Aim of the task – Look through the lines below and extract any with the word "orientation".

Stored data
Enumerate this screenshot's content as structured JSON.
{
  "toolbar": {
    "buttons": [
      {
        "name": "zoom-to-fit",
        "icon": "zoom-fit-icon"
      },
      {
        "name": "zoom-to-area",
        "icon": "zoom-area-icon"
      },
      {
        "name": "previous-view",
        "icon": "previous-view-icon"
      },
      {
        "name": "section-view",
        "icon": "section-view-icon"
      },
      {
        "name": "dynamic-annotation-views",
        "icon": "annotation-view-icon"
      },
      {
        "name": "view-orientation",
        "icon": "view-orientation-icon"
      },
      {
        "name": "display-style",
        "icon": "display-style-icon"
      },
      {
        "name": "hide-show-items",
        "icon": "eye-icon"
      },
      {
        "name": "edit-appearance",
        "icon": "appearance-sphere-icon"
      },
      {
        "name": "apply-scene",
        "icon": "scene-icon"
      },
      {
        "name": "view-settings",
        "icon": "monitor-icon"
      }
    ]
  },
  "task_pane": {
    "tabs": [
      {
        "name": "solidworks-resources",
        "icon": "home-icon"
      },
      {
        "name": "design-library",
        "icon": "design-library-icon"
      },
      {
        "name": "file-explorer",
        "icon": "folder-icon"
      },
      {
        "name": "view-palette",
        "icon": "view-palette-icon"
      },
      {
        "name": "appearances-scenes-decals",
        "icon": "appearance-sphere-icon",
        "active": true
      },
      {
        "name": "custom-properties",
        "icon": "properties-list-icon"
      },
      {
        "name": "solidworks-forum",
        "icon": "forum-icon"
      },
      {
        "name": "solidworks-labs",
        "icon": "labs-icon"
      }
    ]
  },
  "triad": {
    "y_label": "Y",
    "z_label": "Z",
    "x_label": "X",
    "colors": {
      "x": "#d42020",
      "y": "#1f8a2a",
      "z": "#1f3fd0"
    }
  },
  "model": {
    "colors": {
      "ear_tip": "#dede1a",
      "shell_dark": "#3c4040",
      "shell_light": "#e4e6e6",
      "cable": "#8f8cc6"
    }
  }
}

Full response –
        "name": "view-orientation",
        "icon": "view-orientation-icon"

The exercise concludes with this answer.